━━━ Data supplied ━━━
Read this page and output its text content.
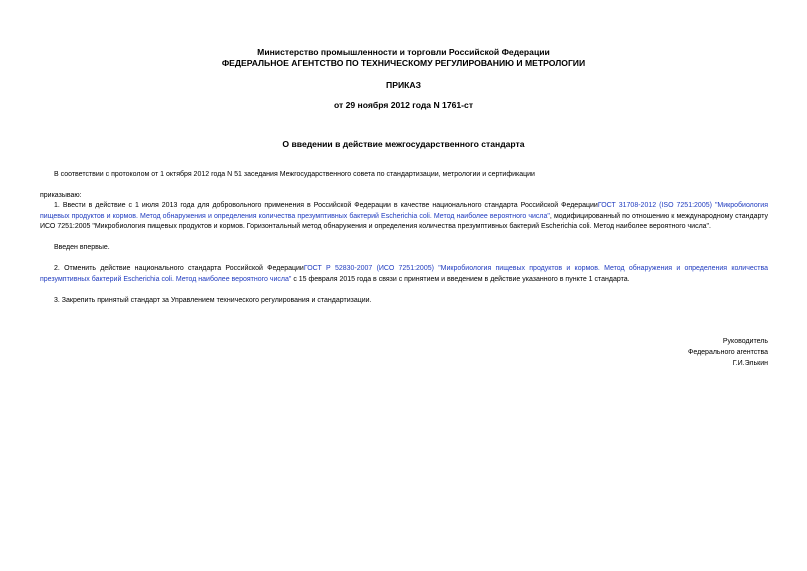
Министерство промышленности и торговли Российской Федерации
ФЕДЕРАЛЬНОЕ АГЕНТСТВО ПО ТЕХНИЧЕСКОМУ РЕГУЛИРОВАНИЮ И МЕТРОЛОГИИ
ПРИКАЗ
от 29 ноября 2012 года N 1761-ст
О введении в действие межгосударственного стандарта
В соответствии с протоколом от 1 октября 2012 года N 51 заседания Межгосударственного совета по стандартизации, метрологии и сертификации
приказываю:
1. Ввести в действие с 1 июля 2013 года для добровольного применения в Российской Федерации в качестве национального стандарта Российской ФедерацииГОСТ 31708-2012 (ISO 7251:2005) "Микробиология пищевых продуктов и кормов. Метод обнаружения и определения количества презумптивных бактерий Escherichia coli. Метод наиболее вероятного числа", модифицированный по отношению к международному стандарту ИСО 7251:2005 "Микробиология пищевых продуктов и кормов. Горизонтальный метод обнаружения и определения количества презумптивных бактерий Escherichia coli. Метод наиболее вероятного числа".
Введен впервые.
2. Отменить действие национального стандарта Российской ФедерацииГОСТ Р 52830-2007 (ИСО 7251:2005) "Микробиология пищевых продуктов и кормов. Метод обнаружения и определения количества презумптивных бактерий Escherichia coli. Метод наиболее вероятного числа" с 15 февраля 2015 года в связи с принятием и введением в действие указанного в пункте 1 стандарта.
3. Закрепить принятый стандарт за Управлением технического регулирования и стандартизации.
Руководитель
Федерального агентства
Г.И.Элькин
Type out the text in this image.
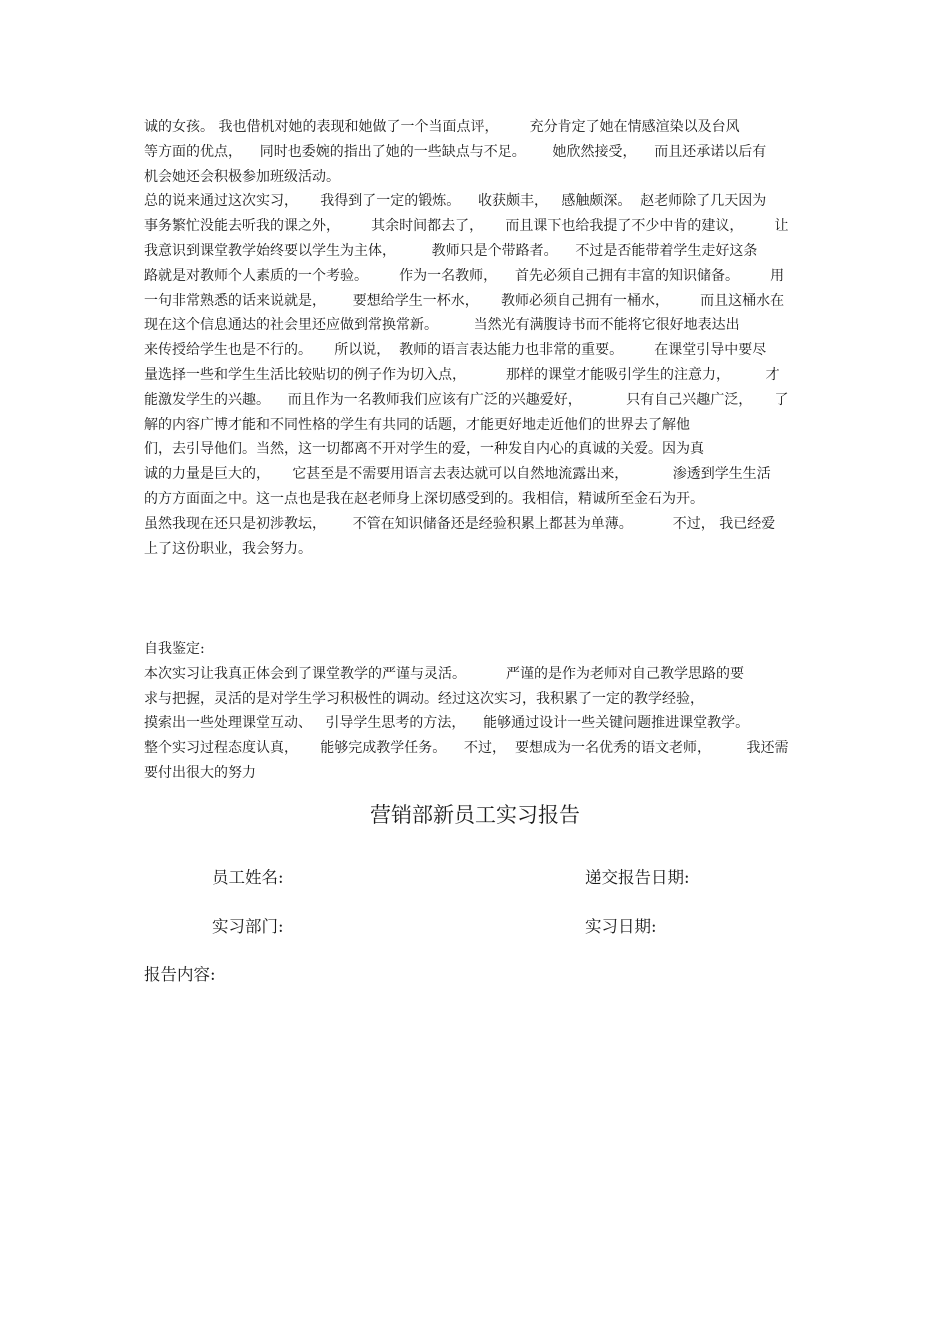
诚的女孩。 我也借机对她的表现和她做了一个当面点评，       充分肯定了她在情感渲染以及台风
等方面的优点，    同时也委婉的指出了她的一些缺点与不足。      她欣然接受，    而且还承诺以后有
机会她还会积极参加班级活动。
总的说来通过这次实习，     我得到了一定的锻炼。    收获颇丰，   感触颇深。  赵老师除了几天因为
事务繁忙没能去听我的课之外，       其余时间都去了，     而且课下也给我提了不少中肯的建议，       让
我意识到课堂教学始终要以学生为主体，        教师只是个带路者。    不过是否能带着学生走好这条
路就是对教师个人素质的一个考验。       作为一名教师，    首先必须自己拥有丰富的知识储备。       用
一句非常熟悉的话来说就是，      要想给学生一杯水，     教师必须自己拥有一桶水，       而且这桶水在
现在这个信息通达的社会里还应做到常换常新。        当然光有满腹诗书而不能将它很好地表达出
来传授给学生也是不行的。     所以说，  教师的语言表达能力也非常的重要。       在课堂引导中要尽
量选择一些和学生生活比较贴切的例子作为切入点，         那样的课堂才能吸引学生的注意力，        才
能激发学生的兴趣。    而且作为一名教师我们应该有广泛的兴趣爱好，          只有自己兴趣广泛，     了
解的内容广博才能和不同性格的学生有共同的话题，才能更好地走近他们的世界去了解他
们，去引导他们。当然，这一切都离不开对学生的爱，一种发自内心的真诚的关爱。因为真
诚的力量是巨大的，     它甚至是不需要用语言去表达就可以自然地流露出来，          渗透到学生生活
的方方面面之中。这一点也是我在赵老师身上深切感受到的。我相信，精诚所至金石为开。
虽然我现在还只是初涉教坛，      不管在知识储备还是经验积累上都甚为单薄。         不过， 我已经爱
上了这份职业，我会努力。
自我鉴定:
本次实习让我真正体会到了课堂教学的严谨与灵活。         严谨的是作为老师对自己教学思路的要
求与把握，灵活的是对学生学习积极性的调动。经过这次实习，我积累了一定的教学经验，
摸索出一些处理课堂互动、   引导学生思考的方法，    能够通过设计一些关键问题推进课堂教学。
整个实习过程态度认真，     能够完成教学任务。    不过，  要想成为一名优秀的语文老师，        我还需
要付出很大的努力
营销部新员工实习报告
员工姓名:	递交报告日期:
实习部门:	实习日期:
报告内容:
━━━
▸ **Problem to work on**
Using the entries above, find all lines with "this". Copy them.

▸ **Solution**
Read this page and output its text content.
Type out the text in this image.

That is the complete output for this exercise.